What to work on -
Copy each line below without leaving any out.

* Begin Dataset extract *

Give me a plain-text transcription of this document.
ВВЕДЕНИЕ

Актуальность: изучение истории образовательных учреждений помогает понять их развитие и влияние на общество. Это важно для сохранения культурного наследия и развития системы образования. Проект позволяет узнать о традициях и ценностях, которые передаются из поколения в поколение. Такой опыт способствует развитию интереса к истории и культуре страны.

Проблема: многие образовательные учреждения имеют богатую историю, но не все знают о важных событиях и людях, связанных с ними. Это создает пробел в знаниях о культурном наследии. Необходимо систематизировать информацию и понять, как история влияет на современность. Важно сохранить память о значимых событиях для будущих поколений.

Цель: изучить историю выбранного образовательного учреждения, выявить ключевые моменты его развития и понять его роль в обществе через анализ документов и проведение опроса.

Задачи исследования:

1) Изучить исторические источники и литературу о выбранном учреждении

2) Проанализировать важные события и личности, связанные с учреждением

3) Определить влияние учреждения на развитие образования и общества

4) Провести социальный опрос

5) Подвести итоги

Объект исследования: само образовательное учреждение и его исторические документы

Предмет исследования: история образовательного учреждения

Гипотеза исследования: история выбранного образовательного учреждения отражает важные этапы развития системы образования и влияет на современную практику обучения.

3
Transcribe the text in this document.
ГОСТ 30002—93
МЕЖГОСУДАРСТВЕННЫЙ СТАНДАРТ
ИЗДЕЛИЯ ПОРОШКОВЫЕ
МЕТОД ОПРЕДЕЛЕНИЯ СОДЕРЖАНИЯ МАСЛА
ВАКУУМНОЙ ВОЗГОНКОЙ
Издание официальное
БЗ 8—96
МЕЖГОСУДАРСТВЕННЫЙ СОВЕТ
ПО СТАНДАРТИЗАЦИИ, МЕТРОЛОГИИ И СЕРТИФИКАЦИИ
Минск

* End Dataset extract *

The reply -
Give me a plain-text transcription of this document.
ВВЕДЕНИЕ

Актуальность: изучение истории образовательных учреждений помогает понять их развитие и влияние на общество. Это важно для сохранения культурного наследия и развития системы образования. Проект позволяет узнать о традициях и ценностях, которые передаются из поколения в поколение. Такой опыт способствует развитию интереса к истории и культуре страны.

Проблема: многие образовательные учреждения имеют богатую историю, но не все знают о важных событиях и людях, связанных с ними. Это создает пробел в знаниях о культурном наследии. Необходимо систематизировать информацию и понять, как история влияет на современность. Важно сохранить память о значимых событиях для будущих поколений.

Цель: изучить историю выбранного образовательного учреждения, выявить ключевые моменты его развития и понять его роль в обществе через анализ документов и проведение опроса.

Задачи исследования:

1) Изучить исторические источники и литературу о выбранном учреждении

2) Проанализировать важные события и личности, связанные с учреждением

3) Определить влияние учреждения на развитие образования и общества

4) Провести социальный опрос

5) Подвести итоги

Объект исследования: само образовательное учреждение и его исторические документы

Предмет исследования: история образовательного учреждения

Гипотеза исследования: история выбранного образовательного учреждения отражает важные этапы развития системы образования и влияет на современную практику обучения.

3
Transcribe the text in this document.
ГОСТ 30002—93
МЕЖГОСУДАРСТВЕННЫЙ СТАНДАРТ
ИЗДЕЛИЯ ПОРОШКОВЫЕ
МЕТОД ОПРЕДЕЛЕНИЯ СОДЕРЖАНИЯ МАСЛА
ВАКУУМНОЙ ВОЗГОНКОЙ
Издание официальное
БЗ 8—96
МЕЖГОСУДАРСТВЕННЫЙ СОВЕТ
ПО СТАНДАРТИЗАЦИИ, МЕТРОЛОГИИ И СЕРТИФИКАЦИИ
Минск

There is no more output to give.